> [DIRECTIONS FOR THIS TASK]:
Copy out the entries below in full and exactly.

>>>

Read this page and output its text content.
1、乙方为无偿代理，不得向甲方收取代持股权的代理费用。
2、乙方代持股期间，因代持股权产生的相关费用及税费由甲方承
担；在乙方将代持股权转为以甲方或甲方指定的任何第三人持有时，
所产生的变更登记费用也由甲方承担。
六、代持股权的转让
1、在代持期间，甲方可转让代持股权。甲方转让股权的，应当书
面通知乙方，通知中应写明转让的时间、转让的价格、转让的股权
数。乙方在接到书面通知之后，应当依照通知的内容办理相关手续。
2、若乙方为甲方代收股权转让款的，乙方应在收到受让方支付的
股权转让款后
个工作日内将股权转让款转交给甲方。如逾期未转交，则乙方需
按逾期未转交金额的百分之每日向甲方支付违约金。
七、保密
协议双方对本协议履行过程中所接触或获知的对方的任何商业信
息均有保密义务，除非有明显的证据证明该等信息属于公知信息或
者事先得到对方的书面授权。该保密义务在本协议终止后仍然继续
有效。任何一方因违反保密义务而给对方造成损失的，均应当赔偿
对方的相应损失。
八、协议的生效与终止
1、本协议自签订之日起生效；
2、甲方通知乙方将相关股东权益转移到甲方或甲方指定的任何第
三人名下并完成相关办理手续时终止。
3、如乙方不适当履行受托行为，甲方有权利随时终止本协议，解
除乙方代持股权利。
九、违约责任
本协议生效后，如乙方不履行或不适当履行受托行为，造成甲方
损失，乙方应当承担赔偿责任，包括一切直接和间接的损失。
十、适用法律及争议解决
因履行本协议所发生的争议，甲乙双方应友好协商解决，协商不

<<<

> [EXPECTED ANSWER]:
Read this page and output its text content.
1、乙方为无偿代理，不得向甲方收取代持股权的代理费用。
2、乙方代持股期间，因代持股权产生的相关费用及税费由甲方承
担；在乙方将代持股权转为以甲方或甲方指定的任何第三人持有时，
所产生的变更登记费用也由甲方承担。
六、代持股权的转让
1、在代持期间，甲方可转让代持股权。甲方转让股权的，应当书
面通知乙方，通知中应写明转让的时间、转让的价格、转让的股权
数。乙方在接到书面通知之后，应当依照通知的内容办理相关手续。
2、若乙方为甲方代收股权转让款的，乙方应在收到受让方支付的
股权转让款后
个工作日内将股权转让款转交给甲方。如逾期未转交，则乙方需
按逾期未转交金额的百分之每日向甲方支付违约金。
七、保密
协议双方对本协议履行过程中所接触或获知的对方的任何商业信
息均有保密义务，除非有明显的证据证明该等信息属于公知信息或
者事先得到对方的书面授权。该保密义务在本协议终止后仍然继续
有效。任何一方因违反保密义务而给对方造成损失的，均应当赔偿
对方的相应损失。
八、协议的生效与终止
1、本协议自签订之日起生效；
2、甲方通知乙方将相关股东权益转移到甲方或甲方指定的任何第
三人名下并完成相关办理手续时终止。
3、如乙方不适当履行受托行为，甲方有权利随时终止本协议，解
除乙方代持股权利。
九、违约责任
本协议生效后，如乙方不履行或不适当履行受托行为，造成甲方
损失，乙方应当承担赔偿责任，包括一切直接和间接的损失。
十、适用法律及争议解决
因履行本协议所发生的争议，甲乙双方应友好协商解决，协商不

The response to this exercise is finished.